--- PROVIDED RECORDS ---
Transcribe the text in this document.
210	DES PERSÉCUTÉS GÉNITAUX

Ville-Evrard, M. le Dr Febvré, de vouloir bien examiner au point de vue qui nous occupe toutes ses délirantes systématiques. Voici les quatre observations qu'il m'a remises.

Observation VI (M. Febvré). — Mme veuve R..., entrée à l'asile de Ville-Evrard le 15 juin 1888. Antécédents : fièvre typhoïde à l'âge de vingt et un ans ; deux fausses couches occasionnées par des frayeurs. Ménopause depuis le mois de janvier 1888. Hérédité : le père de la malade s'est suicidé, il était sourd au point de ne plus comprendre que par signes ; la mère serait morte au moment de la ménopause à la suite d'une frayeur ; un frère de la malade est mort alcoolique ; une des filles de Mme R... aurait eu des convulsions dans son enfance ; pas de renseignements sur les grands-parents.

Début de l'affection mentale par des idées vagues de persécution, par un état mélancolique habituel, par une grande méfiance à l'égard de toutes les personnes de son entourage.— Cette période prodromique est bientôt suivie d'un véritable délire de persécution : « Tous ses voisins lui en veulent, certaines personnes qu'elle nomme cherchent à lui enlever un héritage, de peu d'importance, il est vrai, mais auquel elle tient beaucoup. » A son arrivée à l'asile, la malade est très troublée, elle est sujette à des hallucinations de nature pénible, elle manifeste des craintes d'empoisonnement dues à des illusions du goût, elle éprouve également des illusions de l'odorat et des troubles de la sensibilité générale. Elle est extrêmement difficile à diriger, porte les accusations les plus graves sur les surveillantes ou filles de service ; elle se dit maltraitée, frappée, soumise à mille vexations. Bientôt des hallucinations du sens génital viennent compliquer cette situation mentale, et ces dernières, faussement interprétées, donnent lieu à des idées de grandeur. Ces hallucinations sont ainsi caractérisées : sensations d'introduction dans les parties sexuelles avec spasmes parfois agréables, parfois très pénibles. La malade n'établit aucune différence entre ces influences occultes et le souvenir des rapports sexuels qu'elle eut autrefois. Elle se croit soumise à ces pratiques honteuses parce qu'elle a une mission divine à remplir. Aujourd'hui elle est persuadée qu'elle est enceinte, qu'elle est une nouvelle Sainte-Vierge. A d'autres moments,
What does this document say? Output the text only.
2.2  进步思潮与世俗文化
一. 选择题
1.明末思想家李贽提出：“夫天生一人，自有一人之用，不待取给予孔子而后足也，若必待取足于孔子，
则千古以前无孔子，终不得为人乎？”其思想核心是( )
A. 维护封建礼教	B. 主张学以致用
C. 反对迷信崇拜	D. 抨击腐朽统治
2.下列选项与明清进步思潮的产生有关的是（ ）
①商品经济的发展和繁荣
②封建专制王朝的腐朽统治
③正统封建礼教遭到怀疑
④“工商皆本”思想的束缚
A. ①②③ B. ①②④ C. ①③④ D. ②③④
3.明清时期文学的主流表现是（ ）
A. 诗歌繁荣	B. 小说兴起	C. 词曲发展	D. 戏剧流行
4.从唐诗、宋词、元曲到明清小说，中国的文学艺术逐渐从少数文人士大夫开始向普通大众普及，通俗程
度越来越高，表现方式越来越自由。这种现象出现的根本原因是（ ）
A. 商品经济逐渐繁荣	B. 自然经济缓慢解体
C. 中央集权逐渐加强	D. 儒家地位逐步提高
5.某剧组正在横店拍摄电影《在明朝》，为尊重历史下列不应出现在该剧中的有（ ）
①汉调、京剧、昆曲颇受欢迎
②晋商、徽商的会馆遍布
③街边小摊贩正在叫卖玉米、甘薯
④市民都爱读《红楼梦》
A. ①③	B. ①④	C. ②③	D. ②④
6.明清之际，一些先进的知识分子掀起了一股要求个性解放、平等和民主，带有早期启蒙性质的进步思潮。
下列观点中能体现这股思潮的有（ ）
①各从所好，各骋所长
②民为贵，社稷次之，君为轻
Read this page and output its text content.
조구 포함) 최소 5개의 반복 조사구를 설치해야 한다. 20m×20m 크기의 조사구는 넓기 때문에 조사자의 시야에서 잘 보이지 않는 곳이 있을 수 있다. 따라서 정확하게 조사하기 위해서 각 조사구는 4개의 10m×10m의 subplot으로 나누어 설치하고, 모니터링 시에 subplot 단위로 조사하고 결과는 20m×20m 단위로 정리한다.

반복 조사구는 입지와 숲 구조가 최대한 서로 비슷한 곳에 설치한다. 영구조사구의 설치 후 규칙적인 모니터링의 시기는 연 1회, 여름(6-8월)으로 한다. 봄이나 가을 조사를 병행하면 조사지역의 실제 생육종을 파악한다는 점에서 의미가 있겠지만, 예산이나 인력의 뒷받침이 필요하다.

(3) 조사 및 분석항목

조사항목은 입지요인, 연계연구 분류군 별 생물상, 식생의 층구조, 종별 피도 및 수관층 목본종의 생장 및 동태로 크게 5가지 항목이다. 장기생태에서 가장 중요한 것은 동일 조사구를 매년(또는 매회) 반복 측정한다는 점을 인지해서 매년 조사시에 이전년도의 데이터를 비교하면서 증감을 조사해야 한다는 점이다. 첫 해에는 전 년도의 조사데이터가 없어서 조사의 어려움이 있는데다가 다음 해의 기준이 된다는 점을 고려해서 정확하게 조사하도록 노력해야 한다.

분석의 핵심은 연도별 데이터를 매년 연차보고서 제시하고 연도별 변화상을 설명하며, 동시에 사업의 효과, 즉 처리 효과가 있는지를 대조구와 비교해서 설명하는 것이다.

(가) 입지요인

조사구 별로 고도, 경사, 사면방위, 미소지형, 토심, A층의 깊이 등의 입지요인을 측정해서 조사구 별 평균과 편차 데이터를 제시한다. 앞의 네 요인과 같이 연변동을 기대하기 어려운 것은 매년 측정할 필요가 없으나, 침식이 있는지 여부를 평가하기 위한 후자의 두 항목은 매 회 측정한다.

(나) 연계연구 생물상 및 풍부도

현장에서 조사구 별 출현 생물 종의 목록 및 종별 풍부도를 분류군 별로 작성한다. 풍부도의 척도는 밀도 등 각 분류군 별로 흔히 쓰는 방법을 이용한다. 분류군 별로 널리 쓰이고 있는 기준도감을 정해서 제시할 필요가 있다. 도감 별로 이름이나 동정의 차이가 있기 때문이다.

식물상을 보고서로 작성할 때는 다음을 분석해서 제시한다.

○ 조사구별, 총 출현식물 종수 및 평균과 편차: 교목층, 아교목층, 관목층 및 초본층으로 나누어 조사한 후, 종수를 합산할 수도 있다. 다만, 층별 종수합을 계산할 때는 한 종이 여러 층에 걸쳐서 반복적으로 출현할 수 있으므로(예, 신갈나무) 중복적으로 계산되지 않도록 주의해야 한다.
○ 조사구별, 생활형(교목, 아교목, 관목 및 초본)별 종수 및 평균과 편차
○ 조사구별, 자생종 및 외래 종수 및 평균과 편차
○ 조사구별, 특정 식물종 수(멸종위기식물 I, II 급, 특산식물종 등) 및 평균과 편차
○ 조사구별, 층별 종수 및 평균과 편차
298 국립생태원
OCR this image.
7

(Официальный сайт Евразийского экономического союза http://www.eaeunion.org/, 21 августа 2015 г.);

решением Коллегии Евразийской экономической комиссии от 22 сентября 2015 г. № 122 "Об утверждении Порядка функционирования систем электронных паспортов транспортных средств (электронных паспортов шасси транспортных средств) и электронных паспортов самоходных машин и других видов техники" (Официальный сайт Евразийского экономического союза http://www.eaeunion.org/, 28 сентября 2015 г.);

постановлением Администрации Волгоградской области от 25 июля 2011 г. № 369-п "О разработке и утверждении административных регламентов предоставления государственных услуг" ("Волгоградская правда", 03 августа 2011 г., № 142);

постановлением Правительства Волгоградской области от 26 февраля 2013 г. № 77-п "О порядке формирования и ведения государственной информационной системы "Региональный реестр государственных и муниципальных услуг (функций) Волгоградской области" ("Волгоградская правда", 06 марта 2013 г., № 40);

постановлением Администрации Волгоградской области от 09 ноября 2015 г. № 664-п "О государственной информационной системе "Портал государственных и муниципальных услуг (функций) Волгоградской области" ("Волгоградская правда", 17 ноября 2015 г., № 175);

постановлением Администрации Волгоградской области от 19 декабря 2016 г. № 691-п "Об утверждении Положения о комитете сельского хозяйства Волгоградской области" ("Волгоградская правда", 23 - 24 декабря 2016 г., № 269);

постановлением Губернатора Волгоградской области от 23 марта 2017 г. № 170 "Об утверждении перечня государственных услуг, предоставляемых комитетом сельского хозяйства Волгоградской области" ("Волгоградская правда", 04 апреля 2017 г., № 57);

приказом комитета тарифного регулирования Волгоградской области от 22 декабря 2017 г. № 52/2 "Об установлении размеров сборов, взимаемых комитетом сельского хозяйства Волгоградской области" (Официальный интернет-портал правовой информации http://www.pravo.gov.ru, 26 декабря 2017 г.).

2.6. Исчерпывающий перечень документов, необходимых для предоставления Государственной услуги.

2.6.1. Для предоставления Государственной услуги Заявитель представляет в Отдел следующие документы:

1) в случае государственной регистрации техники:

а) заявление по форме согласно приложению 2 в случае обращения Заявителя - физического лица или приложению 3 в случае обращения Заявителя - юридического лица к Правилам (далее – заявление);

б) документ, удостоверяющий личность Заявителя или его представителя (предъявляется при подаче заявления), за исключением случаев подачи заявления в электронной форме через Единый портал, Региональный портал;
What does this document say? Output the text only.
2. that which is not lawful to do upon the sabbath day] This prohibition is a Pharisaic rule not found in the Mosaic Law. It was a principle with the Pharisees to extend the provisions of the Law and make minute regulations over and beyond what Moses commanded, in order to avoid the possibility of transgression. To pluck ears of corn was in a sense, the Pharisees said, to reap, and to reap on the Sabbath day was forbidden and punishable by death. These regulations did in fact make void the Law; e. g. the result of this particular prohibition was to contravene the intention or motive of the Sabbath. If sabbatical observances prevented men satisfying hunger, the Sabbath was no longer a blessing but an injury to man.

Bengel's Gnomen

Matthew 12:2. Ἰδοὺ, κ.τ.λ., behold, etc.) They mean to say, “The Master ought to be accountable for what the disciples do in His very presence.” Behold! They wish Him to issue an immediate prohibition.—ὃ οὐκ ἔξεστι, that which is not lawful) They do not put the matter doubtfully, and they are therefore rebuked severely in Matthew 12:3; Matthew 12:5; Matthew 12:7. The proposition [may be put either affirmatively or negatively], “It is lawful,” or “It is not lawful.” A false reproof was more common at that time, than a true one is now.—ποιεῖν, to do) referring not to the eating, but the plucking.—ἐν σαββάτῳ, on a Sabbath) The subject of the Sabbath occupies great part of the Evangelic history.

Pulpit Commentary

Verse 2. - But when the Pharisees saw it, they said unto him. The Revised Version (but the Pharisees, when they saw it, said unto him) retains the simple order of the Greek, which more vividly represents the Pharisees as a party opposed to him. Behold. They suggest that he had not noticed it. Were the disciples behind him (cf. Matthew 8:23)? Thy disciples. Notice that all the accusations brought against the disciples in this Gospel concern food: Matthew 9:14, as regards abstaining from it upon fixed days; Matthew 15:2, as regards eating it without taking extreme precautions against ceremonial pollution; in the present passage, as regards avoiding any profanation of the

--- PROBLEM TO WORK ON ---
Report the number of lines that include the string "eaeunion"; return nothing but the count.

--- RESULT FOR THIS EXERCISE ---
2